◆ **GIVEN EXERCISE**: Keep only the lines of the data below that contain "Upper", and copy them.

A block of data:
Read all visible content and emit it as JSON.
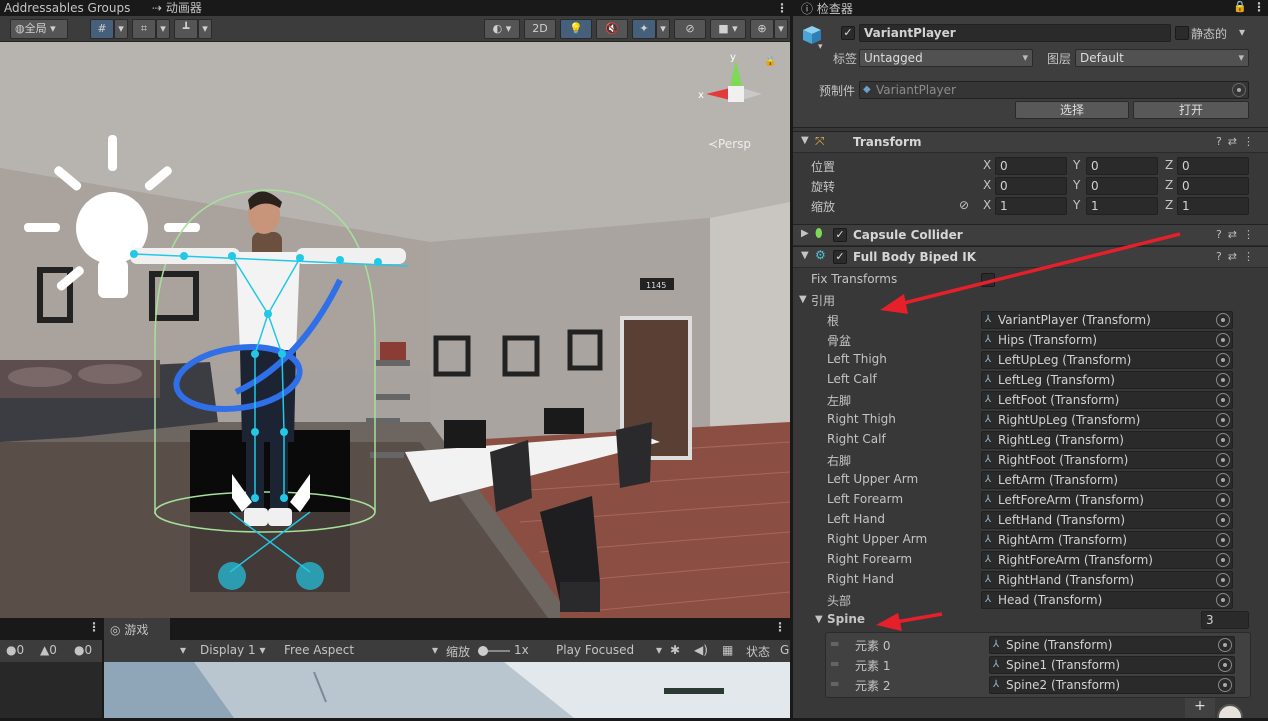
{
  "tabs": {
    "addressables": "Addressables Groups",
    "animator": "动画器",
    "inspector": "检查器"
  },
  "scene_toolbar": {
    "global": "全局",
    "mode_2d": "2D",
    "persp": "≺Persp"
  },
  "scene": {
    "wall_sign": "1145"
  },
  "bottom": {
    "counter_errors": "0",
    "counter_warnings": "0",
    "counter_messages": "0",
    "game_tab": "游戏",
    "display": "Display 1",
    "aspect": "Free Aspect",
    "scale_label": "缩放",
    "scale_value": "1x",
    "play_mode": "Play Focused",
    "stats": "状态",
    "gizmos": "Gi"
  },
  "object": {
    "name": "VariantPlayer",
    "static_label": "静态的",
    "tag_label": "标签",
    "tag_value": "Untagged",
    "layer_label": "图层",
    "layer_value": "Default",
    "prefab_label": "预制件",
    "prefab_value": "VariantPlayer",
    "select_btn": "选择",
    "open_btn": "打开"
  },
  "transform": {
    "title": "Transform",
    "position_label": "位置",
    "rotation_label": "旋转",
    "scale_label": "缩放",
    "axis_x": "X",
    "axis_y": "Y",
    "axis_z": "Z",
    "position": [
      "0",
      "0",
      "0"
    ],
    "rotation": [
      "0",
      "0",
      "0"
    ],
    "scale": [
      "1",
      "1",
      "1"
    ]
  },
  "capsule": {
    "title": "Capsule Collider"
  },
  "ik": {
    "title": "Full Body Biped IK",
    "fix_transforms": "Fix Transforms",
    "references": "引用",
    "refs": [
      {
        "label": "根",
        "value": "VariantPlayer (Transform)"
      },
      {
        "label": "骨盆",
        "value": "Hips (Transform)"
      },
      {
        "label": "Left Thigh",
        "value": "LeftUpLeg (Transform)"
      },
      {
        "label": "Left Calf",
        "value": "LeftLeg (Transform)"
      },
      {
        "label": "左脚",
        "value": "LeftFoot (Transform)"
      },
      {
        "label": "Right Thigh",
        "value": "RightUpLeg (Transform)"
      },
      {
        "label": "Right Calf",
        "value": "RightLeg (Transform)"
      },
      {
        "label": "右脚",
        "value": "RightFoot (Transform)"
      },
      {
        "label": "Left Upper Arm",
        "value": "LeftArm (Transform)"
      },
      {
        "label": "Left Forearm",
        "value": "LeftForeArm (Transform)"
      },
      {
        "label": "Left Hand",
        "value": "LeftHand (Transform)"
      },
      {
        "label": "Right Upper Arm",
        "value": "RightArm (Transform)"
      },
      {
        "label": "Right Forearm",
        "value": "RightForeArm (Transform)"
      },
      {
        "label": "Right Hand",
        "value": "RightHand (Transform)"
      },
      {
        "label": "头部",
        "value": "Head (Transform)"
      }
    ],
    "spine_label": "Spine",
    "spine_count": "3",
    "spine": [
      {
        "label": "元素 0",
        "value": "Spine (Transform)"
      },
      {
        "label": "元素 1",
        "value": "Spine1 (Transform)"
      },
      {
        "label": "元素 2",
        "value": "Spine2 (Transform)"
      }
    ],
    "add_label": "+"
  },
  "colors": {
    "accent_selection": "#46607c",
    "annotation_arrow": "#e5202a",
    "gizmo_cyan": "#22c8e6",
    "gizmo_blue": "#2f6fe8"
  }
}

◆ **OUTPUT FOR THIS EXERCISE**:
        "label": "Left Upper Arm",
        "label": "Right Upper Arm",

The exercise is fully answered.